__Required task__. Filter the records below and copy every line containing the word "describe".

__Given data__.
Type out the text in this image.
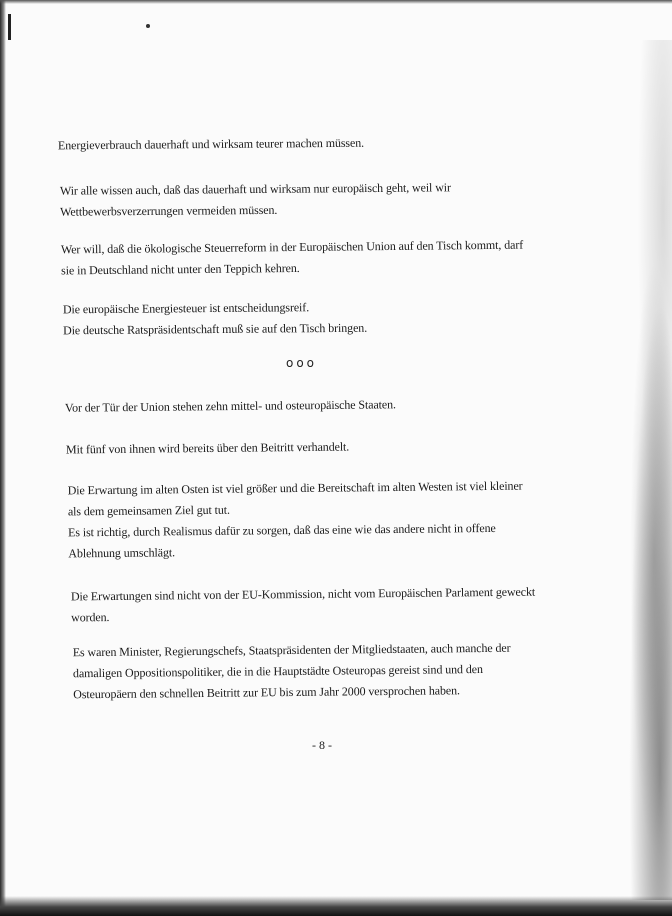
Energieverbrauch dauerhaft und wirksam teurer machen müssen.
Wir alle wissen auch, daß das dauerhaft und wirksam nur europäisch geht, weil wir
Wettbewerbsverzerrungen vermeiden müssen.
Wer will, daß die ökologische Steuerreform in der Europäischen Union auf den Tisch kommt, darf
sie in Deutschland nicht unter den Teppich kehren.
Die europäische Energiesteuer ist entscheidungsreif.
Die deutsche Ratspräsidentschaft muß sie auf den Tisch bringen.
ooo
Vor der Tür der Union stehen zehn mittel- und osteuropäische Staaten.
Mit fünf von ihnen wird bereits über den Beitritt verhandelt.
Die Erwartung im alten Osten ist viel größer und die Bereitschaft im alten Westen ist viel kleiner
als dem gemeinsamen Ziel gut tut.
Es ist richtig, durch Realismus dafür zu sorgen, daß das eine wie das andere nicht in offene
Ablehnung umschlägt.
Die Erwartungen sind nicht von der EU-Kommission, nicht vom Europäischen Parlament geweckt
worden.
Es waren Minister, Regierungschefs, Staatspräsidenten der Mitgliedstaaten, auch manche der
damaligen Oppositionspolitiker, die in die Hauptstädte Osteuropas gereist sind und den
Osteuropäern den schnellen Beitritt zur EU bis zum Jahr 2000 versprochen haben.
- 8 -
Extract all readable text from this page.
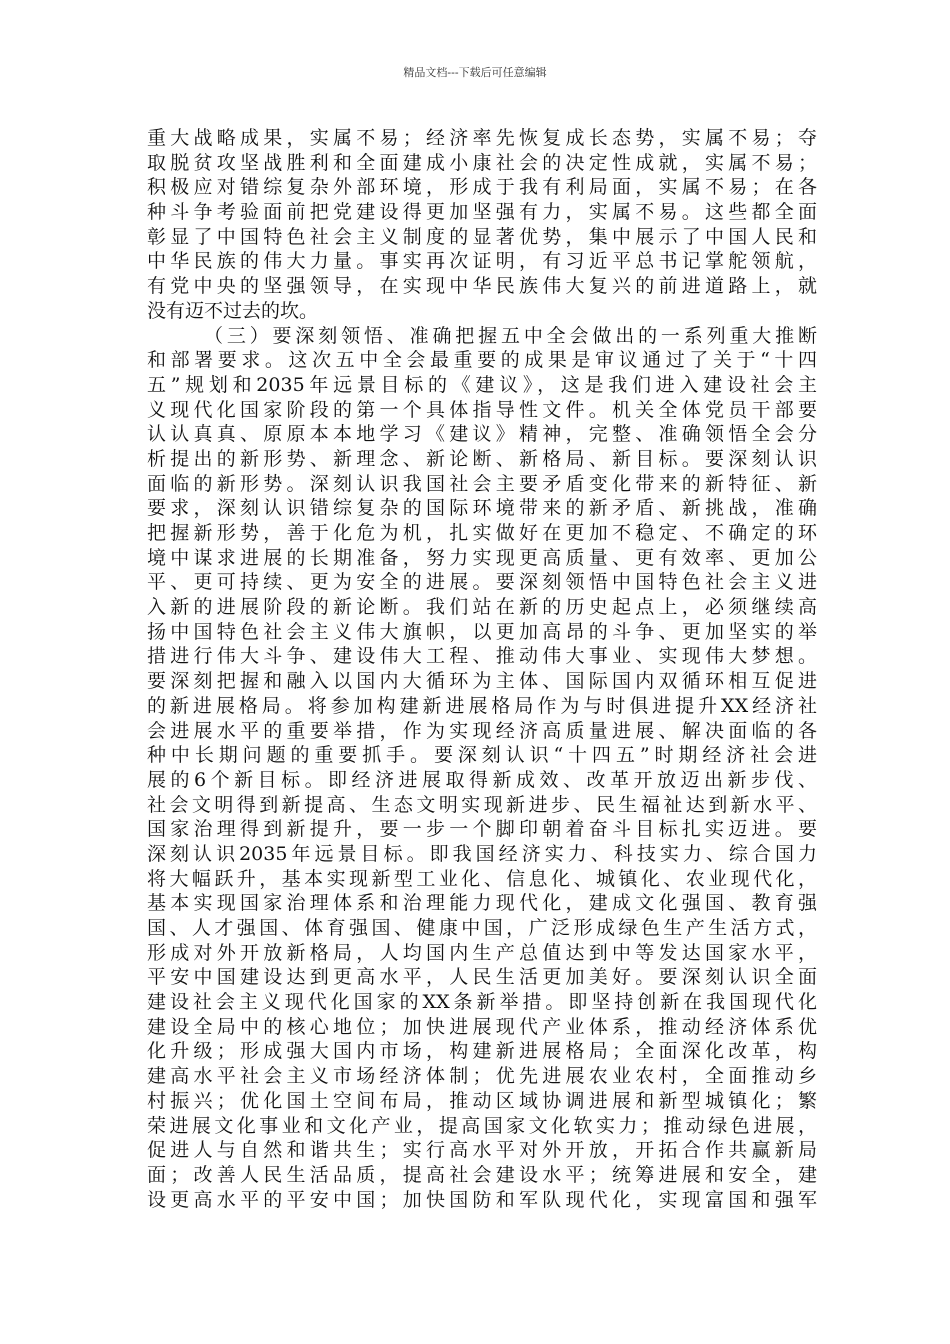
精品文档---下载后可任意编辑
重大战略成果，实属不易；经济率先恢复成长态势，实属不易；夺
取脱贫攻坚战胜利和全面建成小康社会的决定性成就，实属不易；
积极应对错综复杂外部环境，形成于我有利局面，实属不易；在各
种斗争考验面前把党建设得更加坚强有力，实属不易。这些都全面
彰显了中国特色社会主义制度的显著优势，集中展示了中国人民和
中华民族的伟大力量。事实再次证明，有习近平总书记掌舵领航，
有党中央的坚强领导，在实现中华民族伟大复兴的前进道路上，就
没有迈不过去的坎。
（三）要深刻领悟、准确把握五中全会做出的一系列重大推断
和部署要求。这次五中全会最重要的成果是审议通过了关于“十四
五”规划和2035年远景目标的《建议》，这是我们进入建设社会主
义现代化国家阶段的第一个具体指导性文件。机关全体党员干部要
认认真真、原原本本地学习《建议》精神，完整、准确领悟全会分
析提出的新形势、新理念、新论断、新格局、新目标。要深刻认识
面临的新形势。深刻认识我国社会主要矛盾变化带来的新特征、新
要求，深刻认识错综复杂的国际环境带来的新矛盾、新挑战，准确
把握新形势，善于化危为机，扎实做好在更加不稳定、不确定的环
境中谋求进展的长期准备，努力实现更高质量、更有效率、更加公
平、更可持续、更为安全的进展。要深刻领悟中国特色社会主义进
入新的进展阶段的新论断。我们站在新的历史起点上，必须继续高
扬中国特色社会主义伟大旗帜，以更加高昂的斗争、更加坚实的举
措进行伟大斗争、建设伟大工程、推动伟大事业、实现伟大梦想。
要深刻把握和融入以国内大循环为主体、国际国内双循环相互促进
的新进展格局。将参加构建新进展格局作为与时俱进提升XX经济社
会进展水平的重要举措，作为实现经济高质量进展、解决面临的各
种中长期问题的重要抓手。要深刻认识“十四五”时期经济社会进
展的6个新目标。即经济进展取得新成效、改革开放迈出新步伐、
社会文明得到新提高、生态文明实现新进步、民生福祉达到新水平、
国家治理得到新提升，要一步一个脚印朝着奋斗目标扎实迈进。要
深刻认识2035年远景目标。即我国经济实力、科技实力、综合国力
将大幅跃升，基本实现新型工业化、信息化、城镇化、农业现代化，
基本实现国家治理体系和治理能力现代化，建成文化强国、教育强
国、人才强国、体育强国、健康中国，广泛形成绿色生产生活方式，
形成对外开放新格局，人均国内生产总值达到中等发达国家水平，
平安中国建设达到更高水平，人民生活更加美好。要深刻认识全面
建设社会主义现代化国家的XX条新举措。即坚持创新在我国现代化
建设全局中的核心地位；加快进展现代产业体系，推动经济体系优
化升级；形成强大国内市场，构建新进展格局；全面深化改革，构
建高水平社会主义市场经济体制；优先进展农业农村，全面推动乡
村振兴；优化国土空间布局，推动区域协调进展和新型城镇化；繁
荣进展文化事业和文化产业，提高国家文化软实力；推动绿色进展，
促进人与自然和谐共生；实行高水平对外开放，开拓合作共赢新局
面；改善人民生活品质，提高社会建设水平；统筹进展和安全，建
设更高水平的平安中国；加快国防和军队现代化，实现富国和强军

* * *

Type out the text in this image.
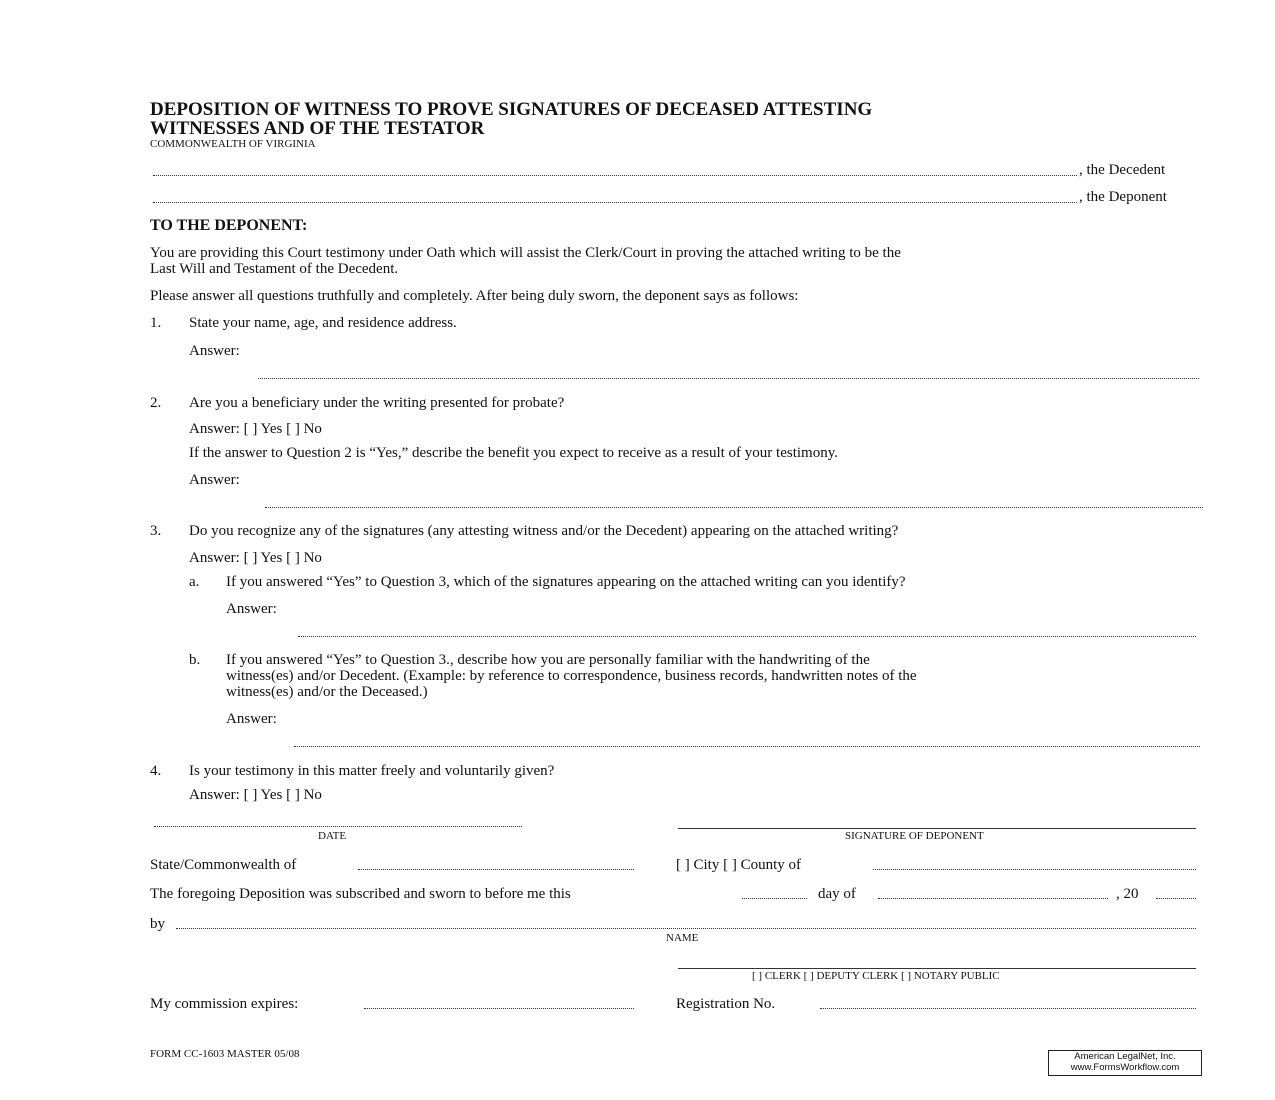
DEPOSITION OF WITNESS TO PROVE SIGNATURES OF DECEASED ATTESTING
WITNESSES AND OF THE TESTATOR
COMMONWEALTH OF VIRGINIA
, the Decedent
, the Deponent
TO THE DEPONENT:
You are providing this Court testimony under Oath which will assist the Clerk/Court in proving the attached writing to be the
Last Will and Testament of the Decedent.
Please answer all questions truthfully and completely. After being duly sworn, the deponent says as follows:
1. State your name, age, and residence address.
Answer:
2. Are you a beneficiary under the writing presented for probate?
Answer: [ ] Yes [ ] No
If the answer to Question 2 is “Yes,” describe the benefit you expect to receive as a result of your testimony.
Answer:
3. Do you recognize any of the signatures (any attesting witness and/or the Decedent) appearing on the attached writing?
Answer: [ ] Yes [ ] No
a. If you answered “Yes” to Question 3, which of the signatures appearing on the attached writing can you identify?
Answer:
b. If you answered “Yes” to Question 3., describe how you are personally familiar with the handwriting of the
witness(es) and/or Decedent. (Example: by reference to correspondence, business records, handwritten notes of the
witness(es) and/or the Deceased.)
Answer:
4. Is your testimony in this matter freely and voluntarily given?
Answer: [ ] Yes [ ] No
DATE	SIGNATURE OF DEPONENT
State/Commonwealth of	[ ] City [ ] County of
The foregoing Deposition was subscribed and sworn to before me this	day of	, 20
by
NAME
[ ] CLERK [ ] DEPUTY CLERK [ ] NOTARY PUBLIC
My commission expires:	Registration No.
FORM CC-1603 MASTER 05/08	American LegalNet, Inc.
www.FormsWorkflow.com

...

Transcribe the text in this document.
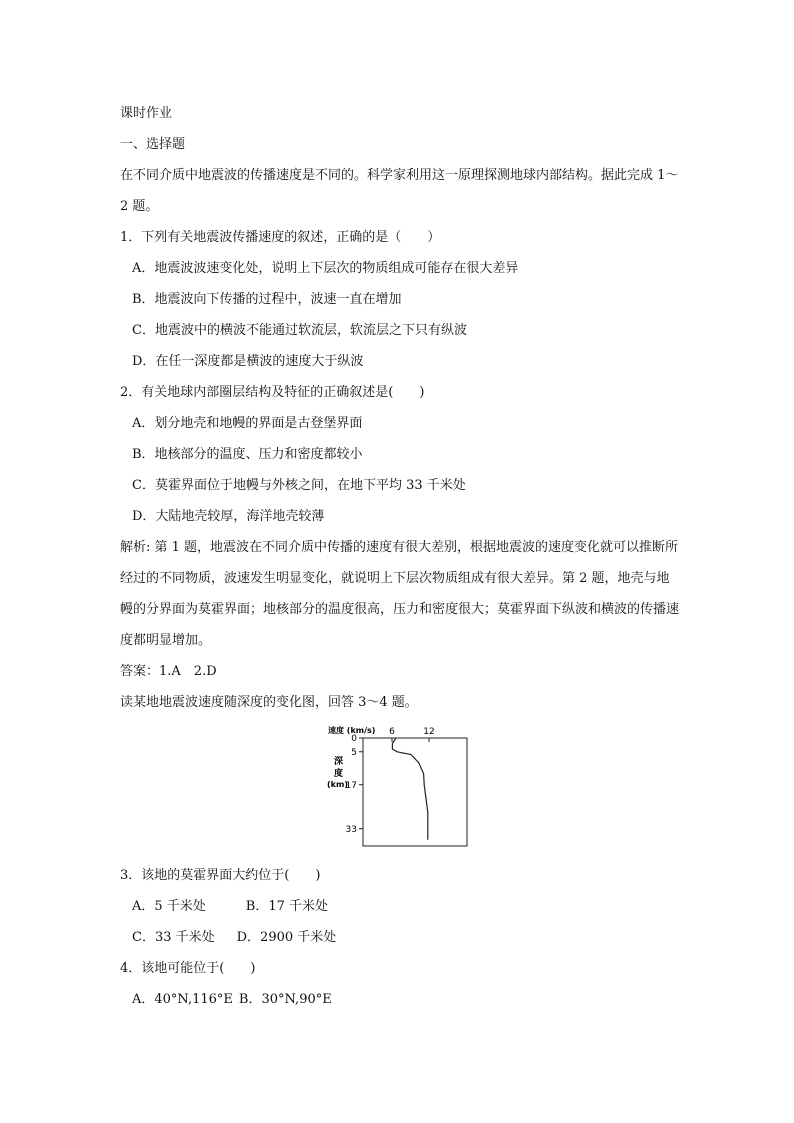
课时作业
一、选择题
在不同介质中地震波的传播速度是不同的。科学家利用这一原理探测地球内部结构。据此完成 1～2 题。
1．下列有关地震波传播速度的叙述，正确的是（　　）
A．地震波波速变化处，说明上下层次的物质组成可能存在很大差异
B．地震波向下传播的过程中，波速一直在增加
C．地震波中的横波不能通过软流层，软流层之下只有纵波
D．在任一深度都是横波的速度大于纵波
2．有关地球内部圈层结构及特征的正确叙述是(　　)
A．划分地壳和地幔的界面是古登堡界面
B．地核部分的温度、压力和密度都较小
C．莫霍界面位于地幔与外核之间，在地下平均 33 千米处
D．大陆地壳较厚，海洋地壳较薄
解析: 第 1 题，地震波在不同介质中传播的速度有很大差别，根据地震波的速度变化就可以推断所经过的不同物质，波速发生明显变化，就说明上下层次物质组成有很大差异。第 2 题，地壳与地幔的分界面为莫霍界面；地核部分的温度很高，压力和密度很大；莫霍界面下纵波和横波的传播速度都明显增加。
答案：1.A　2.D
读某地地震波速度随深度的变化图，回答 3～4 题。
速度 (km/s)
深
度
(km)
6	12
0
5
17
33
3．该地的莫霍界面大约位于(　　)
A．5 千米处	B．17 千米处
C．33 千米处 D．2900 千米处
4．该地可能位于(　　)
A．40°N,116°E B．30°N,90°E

__Expected answer__.
If the answer to Question 2 is “Yes,” describe the benefit you expect to receive as a result of your testimony.
b. If you answered “Yes” to Question 3., describe how you are personally familiar with the handwriting of the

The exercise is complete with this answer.